● TASK INSTRUCTIONS
Extract all lines in the data that contain the word "name".

________________________

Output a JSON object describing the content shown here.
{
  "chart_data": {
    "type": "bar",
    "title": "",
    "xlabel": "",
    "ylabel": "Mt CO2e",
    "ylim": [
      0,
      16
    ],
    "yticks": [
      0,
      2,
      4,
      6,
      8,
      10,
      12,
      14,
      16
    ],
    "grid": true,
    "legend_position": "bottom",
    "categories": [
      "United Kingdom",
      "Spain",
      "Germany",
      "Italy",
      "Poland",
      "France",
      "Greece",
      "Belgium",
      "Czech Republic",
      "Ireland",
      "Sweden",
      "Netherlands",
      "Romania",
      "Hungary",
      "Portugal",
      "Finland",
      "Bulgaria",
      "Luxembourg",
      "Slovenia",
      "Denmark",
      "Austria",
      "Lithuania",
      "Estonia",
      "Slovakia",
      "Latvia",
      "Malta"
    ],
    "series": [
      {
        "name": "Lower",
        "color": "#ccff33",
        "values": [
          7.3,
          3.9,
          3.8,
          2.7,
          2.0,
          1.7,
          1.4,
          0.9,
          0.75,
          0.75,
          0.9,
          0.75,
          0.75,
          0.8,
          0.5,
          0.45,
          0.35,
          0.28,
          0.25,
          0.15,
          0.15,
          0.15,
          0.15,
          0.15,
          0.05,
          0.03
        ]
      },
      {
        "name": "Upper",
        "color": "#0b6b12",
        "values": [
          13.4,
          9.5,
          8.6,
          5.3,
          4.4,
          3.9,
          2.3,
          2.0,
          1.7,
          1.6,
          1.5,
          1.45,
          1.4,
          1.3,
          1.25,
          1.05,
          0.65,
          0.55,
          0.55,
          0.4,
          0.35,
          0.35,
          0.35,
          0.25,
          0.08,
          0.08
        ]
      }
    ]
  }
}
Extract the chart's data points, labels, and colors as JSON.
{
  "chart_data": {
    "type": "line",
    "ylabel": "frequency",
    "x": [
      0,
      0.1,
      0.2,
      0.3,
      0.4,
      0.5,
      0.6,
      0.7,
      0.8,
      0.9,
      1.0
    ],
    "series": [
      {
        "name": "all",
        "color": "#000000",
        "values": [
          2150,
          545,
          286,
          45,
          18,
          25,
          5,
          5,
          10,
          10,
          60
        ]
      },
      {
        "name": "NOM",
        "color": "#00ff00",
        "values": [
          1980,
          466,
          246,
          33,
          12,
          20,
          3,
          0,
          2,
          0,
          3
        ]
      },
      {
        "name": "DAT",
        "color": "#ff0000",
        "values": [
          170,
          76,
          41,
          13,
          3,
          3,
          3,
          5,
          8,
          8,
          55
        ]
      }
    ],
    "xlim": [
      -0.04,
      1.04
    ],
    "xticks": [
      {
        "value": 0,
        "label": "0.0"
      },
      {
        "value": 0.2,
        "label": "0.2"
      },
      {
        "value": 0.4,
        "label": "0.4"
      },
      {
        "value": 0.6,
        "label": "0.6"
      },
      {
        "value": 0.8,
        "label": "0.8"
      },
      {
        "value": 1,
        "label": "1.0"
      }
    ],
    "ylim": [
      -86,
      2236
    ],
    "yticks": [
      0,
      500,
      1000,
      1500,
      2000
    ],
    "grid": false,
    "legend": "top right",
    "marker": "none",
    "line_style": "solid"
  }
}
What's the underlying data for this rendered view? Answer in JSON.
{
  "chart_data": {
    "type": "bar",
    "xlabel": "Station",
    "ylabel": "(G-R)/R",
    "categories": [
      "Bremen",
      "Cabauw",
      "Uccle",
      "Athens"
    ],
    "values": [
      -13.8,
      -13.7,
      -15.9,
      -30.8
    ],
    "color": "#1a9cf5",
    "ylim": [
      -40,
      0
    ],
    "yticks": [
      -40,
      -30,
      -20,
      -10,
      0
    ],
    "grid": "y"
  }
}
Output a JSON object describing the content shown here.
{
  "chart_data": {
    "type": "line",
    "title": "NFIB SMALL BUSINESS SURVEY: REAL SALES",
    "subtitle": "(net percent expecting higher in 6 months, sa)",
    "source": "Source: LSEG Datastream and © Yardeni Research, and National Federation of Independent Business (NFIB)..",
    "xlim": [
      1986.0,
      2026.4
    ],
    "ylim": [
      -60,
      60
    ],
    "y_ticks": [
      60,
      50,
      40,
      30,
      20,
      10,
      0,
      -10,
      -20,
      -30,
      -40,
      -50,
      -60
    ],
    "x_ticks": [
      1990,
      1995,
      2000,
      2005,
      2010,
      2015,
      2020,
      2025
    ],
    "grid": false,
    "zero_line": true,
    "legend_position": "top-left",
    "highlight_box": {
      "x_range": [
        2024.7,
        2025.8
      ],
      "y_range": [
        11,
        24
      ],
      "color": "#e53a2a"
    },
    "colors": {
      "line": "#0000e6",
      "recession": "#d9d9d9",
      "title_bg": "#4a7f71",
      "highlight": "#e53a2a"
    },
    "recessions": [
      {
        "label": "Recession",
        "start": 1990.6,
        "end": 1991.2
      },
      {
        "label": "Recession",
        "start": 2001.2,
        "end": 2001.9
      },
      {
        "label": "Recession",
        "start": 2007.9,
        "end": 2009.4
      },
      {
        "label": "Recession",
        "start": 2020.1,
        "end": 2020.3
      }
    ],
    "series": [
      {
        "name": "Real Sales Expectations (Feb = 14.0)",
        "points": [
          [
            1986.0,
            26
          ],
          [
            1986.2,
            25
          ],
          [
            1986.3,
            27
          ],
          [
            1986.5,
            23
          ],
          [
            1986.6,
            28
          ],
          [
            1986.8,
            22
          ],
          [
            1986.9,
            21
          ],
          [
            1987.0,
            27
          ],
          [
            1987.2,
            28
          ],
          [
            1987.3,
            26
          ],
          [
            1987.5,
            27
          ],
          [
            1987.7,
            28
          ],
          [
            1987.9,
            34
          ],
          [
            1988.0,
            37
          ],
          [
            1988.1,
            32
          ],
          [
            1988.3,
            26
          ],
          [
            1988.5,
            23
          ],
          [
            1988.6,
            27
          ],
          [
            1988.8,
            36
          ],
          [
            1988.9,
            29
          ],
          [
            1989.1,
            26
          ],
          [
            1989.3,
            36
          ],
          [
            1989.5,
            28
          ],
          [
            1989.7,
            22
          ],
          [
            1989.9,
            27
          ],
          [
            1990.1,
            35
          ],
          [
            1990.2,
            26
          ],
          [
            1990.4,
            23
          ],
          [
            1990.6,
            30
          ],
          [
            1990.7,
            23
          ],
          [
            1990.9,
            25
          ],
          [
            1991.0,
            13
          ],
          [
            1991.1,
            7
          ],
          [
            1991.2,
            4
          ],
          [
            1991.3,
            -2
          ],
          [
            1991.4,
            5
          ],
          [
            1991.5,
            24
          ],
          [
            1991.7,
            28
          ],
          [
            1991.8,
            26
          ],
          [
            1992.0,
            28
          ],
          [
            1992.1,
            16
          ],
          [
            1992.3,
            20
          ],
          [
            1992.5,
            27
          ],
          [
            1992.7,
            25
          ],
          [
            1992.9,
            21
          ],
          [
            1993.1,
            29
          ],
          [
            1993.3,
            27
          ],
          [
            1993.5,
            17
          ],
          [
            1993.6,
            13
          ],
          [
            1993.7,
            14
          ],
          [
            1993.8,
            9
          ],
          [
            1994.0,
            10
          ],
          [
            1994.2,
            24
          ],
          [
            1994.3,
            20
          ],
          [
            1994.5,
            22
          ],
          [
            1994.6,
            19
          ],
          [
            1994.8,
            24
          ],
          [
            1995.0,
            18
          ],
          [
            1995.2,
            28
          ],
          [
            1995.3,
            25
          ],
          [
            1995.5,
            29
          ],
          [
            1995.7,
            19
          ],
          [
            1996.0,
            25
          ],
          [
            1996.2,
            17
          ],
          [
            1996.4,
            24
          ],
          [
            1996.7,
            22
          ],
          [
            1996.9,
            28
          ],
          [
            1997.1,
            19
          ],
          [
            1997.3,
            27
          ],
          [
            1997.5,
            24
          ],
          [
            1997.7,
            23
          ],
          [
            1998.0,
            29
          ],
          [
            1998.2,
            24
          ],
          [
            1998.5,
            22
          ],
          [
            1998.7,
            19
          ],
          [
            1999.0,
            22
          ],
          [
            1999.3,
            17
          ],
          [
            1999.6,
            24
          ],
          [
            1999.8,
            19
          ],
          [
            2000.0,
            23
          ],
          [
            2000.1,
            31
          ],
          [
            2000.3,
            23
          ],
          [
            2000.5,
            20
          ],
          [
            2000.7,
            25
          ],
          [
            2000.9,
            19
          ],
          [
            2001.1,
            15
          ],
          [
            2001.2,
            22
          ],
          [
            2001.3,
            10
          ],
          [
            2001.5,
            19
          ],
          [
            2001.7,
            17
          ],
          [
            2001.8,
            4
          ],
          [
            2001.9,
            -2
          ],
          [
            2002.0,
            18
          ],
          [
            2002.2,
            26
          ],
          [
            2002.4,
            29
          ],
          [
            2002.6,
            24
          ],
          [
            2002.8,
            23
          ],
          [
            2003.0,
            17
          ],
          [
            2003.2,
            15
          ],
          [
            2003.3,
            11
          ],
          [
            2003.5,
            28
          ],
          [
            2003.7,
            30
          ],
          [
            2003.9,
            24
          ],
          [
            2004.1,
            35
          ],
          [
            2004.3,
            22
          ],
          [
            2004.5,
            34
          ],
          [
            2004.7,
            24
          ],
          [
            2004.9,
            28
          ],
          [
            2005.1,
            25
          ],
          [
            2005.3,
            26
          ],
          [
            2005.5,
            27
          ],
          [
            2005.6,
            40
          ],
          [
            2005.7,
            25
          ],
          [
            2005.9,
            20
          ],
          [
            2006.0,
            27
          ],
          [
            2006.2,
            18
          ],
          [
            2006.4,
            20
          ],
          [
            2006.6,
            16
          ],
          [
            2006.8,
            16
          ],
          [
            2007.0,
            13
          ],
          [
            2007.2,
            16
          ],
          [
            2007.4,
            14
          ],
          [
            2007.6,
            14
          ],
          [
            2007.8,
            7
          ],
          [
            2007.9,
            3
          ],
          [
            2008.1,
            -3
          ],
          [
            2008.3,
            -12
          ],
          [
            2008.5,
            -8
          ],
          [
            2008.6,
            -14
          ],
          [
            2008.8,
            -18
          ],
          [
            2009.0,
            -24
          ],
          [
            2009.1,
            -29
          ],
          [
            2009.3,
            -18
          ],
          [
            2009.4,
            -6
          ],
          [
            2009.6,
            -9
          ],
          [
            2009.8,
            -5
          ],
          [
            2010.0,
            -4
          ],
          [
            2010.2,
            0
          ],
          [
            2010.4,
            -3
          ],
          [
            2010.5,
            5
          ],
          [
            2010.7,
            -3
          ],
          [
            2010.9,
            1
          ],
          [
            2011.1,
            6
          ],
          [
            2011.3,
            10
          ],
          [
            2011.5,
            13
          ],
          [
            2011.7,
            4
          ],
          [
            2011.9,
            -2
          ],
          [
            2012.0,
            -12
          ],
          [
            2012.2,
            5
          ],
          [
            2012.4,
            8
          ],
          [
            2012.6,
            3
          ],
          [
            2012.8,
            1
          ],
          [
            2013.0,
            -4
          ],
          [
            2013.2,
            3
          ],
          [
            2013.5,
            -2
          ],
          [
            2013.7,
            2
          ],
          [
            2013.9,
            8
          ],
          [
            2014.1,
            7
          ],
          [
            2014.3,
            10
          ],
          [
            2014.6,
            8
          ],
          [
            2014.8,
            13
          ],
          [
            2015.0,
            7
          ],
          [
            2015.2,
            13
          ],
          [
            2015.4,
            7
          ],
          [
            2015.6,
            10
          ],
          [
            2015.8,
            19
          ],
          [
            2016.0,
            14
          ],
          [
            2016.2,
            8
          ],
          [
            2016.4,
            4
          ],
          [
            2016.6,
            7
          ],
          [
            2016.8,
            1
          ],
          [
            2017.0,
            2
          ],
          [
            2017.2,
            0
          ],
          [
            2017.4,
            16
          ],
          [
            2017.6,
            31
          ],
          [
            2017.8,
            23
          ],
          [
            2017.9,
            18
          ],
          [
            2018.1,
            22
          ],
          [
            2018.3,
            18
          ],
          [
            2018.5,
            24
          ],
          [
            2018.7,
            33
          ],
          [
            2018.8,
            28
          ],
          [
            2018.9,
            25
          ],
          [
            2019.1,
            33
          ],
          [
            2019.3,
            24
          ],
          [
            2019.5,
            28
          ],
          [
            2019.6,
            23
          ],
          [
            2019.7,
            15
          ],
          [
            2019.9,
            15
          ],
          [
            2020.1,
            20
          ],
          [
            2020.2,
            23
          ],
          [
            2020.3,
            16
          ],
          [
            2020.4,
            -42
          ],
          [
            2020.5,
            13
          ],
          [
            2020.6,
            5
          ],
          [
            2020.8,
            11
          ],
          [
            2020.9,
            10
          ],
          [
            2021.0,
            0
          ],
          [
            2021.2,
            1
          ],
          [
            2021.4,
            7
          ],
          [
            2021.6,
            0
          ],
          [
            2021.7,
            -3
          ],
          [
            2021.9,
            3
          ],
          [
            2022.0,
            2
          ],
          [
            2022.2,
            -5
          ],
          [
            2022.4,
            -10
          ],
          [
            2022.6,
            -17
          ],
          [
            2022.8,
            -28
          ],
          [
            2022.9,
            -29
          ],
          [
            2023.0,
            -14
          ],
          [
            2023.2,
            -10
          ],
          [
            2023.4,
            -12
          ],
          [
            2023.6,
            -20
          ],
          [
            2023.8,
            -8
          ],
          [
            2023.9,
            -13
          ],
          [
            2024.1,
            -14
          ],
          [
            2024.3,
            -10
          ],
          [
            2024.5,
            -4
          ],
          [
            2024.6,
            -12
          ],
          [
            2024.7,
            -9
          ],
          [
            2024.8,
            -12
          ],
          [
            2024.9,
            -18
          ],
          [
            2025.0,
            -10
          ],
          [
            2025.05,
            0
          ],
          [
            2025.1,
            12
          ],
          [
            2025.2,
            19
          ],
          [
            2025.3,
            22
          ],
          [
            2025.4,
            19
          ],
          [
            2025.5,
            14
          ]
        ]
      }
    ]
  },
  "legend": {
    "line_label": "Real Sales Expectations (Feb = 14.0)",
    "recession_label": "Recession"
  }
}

________________________

● ANSWER BELOW
        "name": "Lower",
        "name": "Upper",
        "name": "all",
        "name": "NOM",
        "name": "DAT",
        "name": "Real Sales Expectations (Feb = 14.0)",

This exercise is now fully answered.